(Dataset records)
_ _ _ _ _ _ _
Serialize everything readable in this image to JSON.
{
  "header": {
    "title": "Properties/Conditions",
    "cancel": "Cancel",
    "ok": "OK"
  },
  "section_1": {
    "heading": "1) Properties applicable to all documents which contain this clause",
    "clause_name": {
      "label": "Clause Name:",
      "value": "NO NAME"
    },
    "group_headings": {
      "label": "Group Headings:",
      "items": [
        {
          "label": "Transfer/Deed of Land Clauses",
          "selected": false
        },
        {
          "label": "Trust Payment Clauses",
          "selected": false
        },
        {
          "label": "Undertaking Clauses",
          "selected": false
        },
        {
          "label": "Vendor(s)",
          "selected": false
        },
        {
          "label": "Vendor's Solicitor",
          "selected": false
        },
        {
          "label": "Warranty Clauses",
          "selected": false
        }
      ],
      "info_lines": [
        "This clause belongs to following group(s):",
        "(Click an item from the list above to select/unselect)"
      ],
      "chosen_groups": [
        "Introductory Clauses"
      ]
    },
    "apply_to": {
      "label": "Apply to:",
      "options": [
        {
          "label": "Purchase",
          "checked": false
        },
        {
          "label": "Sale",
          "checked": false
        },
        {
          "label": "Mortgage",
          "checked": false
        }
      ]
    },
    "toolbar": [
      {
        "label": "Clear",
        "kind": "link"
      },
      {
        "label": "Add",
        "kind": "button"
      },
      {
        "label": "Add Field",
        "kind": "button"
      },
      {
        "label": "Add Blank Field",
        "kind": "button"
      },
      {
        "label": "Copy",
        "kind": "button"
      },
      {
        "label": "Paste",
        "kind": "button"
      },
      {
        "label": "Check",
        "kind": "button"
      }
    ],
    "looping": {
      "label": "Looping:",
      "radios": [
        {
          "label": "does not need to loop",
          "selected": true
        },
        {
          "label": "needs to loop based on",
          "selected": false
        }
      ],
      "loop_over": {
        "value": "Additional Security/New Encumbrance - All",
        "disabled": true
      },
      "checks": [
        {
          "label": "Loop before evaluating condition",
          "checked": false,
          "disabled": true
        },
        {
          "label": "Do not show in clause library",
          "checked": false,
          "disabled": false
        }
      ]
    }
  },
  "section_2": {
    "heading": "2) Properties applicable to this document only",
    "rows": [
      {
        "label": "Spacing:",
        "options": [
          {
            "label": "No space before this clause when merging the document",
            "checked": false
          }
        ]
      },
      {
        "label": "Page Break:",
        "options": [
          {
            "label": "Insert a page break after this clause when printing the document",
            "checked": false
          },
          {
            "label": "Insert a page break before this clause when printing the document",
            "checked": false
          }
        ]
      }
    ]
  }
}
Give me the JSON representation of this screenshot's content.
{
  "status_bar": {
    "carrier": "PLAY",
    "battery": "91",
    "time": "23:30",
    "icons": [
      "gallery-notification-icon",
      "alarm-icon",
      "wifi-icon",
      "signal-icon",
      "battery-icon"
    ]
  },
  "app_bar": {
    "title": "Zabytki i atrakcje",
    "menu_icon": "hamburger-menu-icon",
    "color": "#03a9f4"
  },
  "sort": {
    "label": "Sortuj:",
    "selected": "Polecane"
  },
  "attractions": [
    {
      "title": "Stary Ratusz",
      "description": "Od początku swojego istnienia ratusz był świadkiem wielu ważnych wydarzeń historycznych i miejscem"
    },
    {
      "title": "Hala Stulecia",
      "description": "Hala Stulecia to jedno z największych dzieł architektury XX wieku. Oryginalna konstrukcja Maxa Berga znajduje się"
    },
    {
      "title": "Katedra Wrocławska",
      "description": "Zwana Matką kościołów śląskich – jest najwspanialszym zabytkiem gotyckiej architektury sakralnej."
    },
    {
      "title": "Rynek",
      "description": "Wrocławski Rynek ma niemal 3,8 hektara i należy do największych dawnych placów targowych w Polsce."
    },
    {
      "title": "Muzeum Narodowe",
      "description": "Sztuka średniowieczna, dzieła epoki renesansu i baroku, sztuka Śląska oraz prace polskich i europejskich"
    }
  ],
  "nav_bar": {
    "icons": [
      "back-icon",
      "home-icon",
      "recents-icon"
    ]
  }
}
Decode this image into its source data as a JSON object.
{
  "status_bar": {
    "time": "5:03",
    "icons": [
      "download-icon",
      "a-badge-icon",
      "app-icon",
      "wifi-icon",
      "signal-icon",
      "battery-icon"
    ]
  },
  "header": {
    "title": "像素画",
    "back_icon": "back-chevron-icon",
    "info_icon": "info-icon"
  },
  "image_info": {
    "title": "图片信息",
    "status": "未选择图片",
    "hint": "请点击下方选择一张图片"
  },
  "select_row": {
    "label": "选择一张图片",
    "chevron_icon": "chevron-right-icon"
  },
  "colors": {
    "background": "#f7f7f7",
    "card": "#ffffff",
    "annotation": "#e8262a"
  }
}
_ _ _ _ _ _ _
WHAT YOU SHOULD DO.
Repeat, without changes, every line from the one that contains "Decode this image" through the final line of the data.

ANSWER TO THE TASK.
Decode this image into its source data as a JSON object.
{
  "status_bar": {
    "time": "5:03",
    "icons": [
      "download-icon",
      "a-badge-icon",
      "app-icon",
      "wifi-icon",
      "signal-icon",
      "battery-icon"
    ]
  },
  "header": {
    "title": "像素画",
    "back_icon": "back-chevron-icon",
    "info_icon": "info-icon"
  },
  "image_info": {
    "title": "图片信息",
    "status": "未选择图片",
    "hint": "请点击下方选择一张图片"
  },
  "select_row": {
    "label": "选择一张图片",
    "chevron_icon": "chevron-right-icon"
  },
  "colors": {
    "background": "#f7f7f7",
    "card": "#ffffff",
    "annotation": "#e8262a"
  }
}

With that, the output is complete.